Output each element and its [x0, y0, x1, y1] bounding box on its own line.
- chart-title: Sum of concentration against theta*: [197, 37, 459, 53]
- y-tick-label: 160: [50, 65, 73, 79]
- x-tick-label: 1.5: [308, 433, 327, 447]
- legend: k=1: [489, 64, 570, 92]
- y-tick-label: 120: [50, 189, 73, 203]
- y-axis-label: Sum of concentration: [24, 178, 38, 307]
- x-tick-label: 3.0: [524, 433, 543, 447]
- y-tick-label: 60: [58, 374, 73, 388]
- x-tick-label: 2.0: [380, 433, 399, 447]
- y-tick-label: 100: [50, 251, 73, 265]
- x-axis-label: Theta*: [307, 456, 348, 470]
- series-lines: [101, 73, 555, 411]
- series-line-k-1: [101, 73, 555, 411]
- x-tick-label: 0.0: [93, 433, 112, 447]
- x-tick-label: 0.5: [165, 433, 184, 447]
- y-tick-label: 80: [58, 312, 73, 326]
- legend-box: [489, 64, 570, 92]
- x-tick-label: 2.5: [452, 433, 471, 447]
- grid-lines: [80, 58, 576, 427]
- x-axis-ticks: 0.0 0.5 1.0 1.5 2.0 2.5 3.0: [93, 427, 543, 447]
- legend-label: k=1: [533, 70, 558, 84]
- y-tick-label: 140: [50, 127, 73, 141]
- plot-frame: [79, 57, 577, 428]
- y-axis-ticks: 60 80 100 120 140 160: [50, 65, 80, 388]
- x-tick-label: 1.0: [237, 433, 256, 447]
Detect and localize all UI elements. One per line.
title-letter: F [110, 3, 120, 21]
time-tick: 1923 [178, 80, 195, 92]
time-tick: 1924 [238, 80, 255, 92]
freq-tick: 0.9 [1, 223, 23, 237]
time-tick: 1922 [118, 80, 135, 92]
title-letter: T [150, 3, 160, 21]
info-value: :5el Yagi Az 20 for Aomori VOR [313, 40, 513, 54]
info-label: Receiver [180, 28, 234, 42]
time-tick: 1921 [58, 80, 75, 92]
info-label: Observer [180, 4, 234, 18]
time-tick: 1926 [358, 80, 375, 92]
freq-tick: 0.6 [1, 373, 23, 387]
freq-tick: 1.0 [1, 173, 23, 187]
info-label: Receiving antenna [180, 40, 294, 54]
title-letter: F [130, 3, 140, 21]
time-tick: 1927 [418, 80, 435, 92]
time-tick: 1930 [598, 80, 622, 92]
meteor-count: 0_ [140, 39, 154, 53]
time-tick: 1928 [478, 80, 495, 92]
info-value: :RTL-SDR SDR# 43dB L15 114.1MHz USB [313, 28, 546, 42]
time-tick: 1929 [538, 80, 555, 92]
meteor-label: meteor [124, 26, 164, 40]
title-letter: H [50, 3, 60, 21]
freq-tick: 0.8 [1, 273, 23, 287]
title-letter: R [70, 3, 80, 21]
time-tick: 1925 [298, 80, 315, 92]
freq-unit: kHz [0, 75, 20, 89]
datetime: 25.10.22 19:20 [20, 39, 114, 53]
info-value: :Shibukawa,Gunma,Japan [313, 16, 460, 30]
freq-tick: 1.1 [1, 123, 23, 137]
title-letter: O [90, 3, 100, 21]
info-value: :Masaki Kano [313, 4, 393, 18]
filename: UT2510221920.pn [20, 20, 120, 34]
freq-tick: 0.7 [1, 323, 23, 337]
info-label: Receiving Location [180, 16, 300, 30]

STATED TASK | Reproduce every one of the lines above without any change.

RESULT OF THE EXERCISE |
Output each element and its [x0, y0, x1, y1] bounding box on its own line.
- chart-title: Sum of concentration against theta*: [197, 37, 459, 53]
- y-tick-label: 160: [50, 65, 73, 79]
- x-tick-label: 1.5: [308, 433, 327, 447]
- legend: k=1: [489, 64, 570, 92]
- y-tick-label: 120: [50, 189, 73, 203]
- y-axis-label: Sum of concentration: [24, 178, 38, 307]
- x-tick-label: 3.0: [524, 433, 543, 447]
- y-tick-label: 60: [58, 374, 73, 388]
- x-tick-label: 2.0: [380, 433, 399, 447]
- y-tick-label: 100: [50, 251, 73, 265]
- x-axis-label: Theta*: [307, 456, 348, 470]
- series-lines: [101, 73, 555, 411]
- series-line-k-1: [101, 73, 555, 411]
- x-tick-label: 0.0: [93, 433, 112, 447]
- x-tick-label: 0.5: [165, 433, 184, 447]
- y-tick-label: 80: [58, 312, 73, 326]
- legend-box: [489, 64, 570, 92]
- x-tick-label: 2.5: [452, 433, 471, 447]
- grid-lines: [80, 58, 576, 427]
- x-axis-ticks: 0.0 0.5 1.0 1.5 2.0 2.5 3.0: [93, 427, 543, 447]
- legend-label: k=1: [533, 70, 558, 84]
- y-tick-label: 140: [50, 127, 73, 141]
- plot-frame: [79, 57, 577, 428]
- y-axis-ticks: 60 80 100 120 140 160: [50, 65, 80, 388]
- x-tick-label: 1.0: [237, 433, 256, 447]
Detect and localize all UI elements. One per line.
title-letter: F [110, 3, 120, 21]
time-tick: 1923 [178, 80, 195, 92]
time-tick: 1924 [238, 80, 255, 92]
freq-tick: 0.9 [1, 223, 23, 237]
time-tick: 1922 [118, 80, 135, 92]
title-letter: T [150, 3, 160, 21]
info-value: :5el Yagi Az 20 for Aomori VOR [313, 40, 513, 54]
info-label: Receiver [180, 28, 234, 42]
time-tick: 1921 [58, 80, 75, 92]
info-label: Observer [180, 4, 234, 18]
time-tick: 1926 [358, 80, 375, 92]
freq-tick: 0.6 [1, 373, 23, 387]
freq-tick: 1.0 [1, 173, 23, 187]
info-label: Receiving antenna [180, 40, 294, 54]
title-letter: F [130, 3, 140, 21]
time-tick: 1927 [418, 80, 435, 92]
time-tick: 1930 [598, 80, 622, 92]
meteor-count: 0_ [140, 39, 154, 53]
time-tick: 1928 [478, 80, 495, 92]
info-value: :RTL-SDR SDR# 43dB L15 114.1MHz USB [313, 28, 546, 42]
time-tick: 1929 [538, 80, 555, 92]
meteor-label: meteor [124, 26, 164, 40]
title-letter: H [50, 3, 60, 21]
freq-tick: 0.8 [1, 273, 23, 287]
title-letter: R [70, 3, 80, 21]
time-tick: 1925 [298, 80, 315, 92]
freq-unit: kHz [0, 75, 20, 89]
datetime: 25.10.22 19:20 [20, 39, 114, 53]
info-value: :Shibukawa,Gunma,Japan [313, 16, 460, 30]
freq-tick: 1.1 [1, 123, 23, 137]
title-letter: O [90, 3, 100, 21]
info-value: :Masaki Kano [313, 4, 393, 18]
filename: UT2510221920.pn [20, 20, 120, 34]
freq-tick: 0.7 [1, 323, 23, 337]
info-label: Receiving Location [180, 16, 300, 30]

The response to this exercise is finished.